Show every line where "value" occurs.

-- -- --

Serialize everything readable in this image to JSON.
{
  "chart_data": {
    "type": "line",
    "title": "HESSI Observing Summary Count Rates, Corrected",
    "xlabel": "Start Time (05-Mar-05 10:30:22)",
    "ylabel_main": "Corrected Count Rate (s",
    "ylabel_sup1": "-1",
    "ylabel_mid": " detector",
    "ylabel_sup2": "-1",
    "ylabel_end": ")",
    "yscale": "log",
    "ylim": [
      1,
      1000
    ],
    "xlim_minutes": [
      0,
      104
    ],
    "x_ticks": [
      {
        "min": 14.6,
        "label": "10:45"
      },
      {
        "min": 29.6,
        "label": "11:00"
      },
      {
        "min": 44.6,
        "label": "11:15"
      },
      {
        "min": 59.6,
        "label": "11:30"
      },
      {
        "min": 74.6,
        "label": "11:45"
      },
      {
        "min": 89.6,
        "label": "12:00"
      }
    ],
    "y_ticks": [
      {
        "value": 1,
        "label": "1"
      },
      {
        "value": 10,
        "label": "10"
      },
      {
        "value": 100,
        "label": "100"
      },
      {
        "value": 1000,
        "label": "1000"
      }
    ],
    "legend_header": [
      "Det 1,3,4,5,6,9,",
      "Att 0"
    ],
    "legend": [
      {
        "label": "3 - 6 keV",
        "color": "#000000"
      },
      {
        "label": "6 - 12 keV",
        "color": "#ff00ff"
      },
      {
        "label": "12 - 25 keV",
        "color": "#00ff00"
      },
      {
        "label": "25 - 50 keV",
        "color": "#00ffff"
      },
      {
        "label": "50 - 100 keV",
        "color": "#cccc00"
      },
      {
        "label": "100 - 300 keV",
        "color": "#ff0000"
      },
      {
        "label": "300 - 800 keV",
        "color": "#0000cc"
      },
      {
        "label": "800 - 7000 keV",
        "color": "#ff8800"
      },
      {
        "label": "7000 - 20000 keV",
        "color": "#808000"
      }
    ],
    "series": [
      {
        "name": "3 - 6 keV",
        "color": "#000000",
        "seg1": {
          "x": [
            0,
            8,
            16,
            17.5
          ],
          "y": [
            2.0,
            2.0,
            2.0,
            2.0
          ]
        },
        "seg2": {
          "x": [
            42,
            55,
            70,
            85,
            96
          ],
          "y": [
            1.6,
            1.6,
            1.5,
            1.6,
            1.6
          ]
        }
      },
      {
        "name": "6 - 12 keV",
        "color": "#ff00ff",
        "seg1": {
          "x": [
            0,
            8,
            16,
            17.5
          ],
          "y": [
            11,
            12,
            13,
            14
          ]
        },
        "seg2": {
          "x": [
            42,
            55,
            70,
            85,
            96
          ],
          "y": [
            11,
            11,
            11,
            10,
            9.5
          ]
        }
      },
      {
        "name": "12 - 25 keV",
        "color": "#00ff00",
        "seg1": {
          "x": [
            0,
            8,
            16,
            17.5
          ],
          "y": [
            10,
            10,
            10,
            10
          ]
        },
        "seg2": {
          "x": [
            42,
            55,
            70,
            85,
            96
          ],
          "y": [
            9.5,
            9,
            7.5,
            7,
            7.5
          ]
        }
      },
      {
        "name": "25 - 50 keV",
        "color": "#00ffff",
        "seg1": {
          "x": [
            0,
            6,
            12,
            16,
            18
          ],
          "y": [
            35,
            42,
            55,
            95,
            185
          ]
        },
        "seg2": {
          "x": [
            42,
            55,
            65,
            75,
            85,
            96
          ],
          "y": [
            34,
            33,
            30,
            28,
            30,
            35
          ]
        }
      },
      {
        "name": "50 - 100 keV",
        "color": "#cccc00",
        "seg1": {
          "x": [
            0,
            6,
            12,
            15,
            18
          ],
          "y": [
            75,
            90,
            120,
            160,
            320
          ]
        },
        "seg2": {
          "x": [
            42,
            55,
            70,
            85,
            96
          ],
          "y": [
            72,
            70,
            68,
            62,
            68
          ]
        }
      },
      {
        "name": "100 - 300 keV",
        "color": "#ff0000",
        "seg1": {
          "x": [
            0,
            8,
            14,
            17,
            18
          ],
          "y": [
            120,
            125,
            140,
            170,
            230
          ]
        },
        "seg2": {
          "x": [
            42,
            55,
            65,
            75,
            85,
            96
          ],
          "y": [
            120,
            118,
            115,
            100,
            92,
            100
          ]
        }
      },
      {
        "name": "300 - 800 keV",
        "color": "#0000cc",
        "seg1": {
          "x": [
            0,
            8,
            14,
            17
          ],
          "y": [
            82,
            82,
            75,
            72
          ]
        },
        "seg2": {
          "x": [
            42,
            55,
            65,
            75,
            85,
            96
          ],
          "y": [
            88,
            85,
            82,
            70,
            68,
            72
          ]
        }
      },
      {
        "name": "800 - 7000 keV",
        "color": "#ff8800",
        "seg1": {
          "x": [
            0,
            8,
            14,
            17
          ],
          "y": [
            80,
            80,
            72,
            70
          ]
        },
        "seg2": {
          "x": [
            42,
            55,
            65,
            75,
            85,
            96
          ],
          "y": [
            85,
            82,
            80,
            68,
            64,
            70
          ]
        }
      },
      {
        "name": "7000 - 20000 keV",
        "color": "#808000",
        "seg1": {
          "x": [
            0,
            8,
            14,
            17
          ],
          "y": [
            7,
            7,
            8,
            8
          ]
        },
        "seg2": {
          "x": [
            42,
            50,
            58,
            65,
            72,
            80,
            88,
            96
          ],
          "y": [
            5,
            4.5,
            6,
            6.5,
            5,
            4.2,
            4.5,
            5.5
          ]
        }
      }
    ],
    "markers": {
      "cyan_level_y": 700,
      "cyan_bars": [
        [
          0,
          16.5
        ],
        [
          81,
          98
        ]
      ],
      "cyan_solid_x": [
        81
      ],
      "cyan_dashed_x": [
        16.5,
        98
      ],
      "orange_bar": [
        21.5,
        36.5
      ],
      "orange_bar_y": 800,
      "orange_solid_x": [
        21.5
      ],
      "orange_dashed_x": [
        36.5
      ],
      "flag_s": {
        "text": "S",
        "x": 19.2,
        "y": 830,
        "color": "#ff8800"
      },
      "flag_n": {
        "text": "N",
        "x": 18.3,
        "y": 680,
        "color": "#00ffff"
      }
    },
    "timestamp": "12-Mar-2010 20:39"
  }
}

-- -- --

#### Result of the task
        "value": 1,
        "value": 10,
        "value": 100,
        "value": 1000,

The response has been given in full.